_Task_.
Copy, in full, each line of the material that holds the word "dosage".

· · ·

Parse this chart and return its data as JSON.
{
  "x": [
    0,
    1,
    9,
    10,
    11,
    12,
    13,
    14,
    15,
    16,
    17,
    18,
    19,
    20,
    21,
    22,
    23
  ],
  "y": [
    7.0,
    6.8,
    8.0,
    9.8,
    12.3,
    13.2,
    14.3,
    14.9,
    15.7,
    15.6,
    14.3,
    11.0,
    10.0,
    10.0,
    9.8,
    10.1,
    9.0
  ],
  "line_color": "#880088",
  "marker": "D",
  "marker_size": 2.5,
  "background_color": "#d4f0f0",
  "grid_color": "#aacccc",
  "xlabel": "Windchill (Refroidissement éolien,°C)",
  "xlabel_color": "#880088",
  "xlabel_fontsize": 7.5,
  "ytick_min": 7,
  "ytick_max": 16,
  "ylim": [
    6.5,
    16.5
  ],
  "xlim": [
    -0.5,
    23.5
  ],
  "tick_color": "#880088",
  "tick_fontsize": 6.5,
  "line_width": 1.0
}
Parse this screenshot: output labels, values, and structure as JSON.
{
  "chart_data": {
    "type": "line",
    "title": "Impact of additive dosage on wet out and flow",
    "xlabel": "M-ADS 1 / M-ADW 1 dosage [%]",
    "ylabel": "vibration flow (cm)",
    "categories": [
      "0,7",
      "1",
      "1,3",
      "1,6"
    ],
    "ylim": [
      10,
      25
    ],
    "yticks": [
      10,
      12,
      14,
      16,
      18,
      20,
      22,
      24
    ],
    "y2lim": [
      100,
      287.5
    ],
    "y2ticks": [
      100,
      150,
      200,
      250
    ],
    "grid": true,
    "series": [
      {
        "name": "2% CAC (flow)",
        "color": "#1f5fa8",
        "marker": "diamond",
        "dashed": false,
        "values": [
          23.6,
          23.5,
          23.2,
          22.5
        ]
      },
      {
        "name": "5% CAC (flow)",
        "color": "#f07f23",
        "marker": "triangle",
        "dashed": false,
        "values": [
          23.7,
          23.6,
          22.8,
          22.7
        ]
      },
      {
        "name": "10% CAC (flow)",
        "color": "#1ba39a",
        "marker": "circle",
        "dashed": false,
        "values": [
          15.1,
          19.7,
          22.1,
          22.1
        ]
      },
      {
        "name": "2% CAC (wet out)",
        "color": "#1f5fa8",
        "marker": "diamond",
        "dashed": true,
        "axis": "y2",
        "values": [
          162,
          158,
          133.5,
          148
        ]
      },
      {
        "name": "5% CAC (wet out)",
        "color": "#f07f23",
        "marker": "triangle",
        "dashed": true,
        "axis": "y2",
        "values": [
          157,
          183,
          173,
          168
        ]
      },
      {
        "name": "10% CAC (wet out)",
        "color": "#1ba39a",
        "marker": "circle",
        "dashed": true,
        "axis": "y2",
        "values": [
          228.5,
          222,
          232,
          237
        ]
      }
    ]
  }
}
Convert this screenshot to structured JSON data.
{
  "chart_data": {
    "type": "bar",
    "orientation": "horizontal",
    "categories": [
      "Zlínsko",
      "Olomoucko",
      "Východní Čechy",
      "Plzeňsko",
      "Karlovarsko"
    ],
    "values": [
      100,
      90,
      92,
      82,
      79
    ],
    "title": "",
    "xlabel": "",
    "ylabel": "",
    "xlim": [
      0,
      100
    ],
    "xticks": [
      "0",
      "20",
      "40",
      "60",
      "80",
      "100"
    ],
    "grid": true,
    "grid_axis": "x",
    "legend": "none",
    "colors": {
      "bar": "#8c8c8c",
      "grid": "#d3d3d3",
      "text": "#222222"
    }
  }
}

· · ·

_Written response_.
    "title": "Impact of additive dosage on wet out and flow",
    "xlabel": "M-ADS 1 / M-ADW 1 dosage [%]",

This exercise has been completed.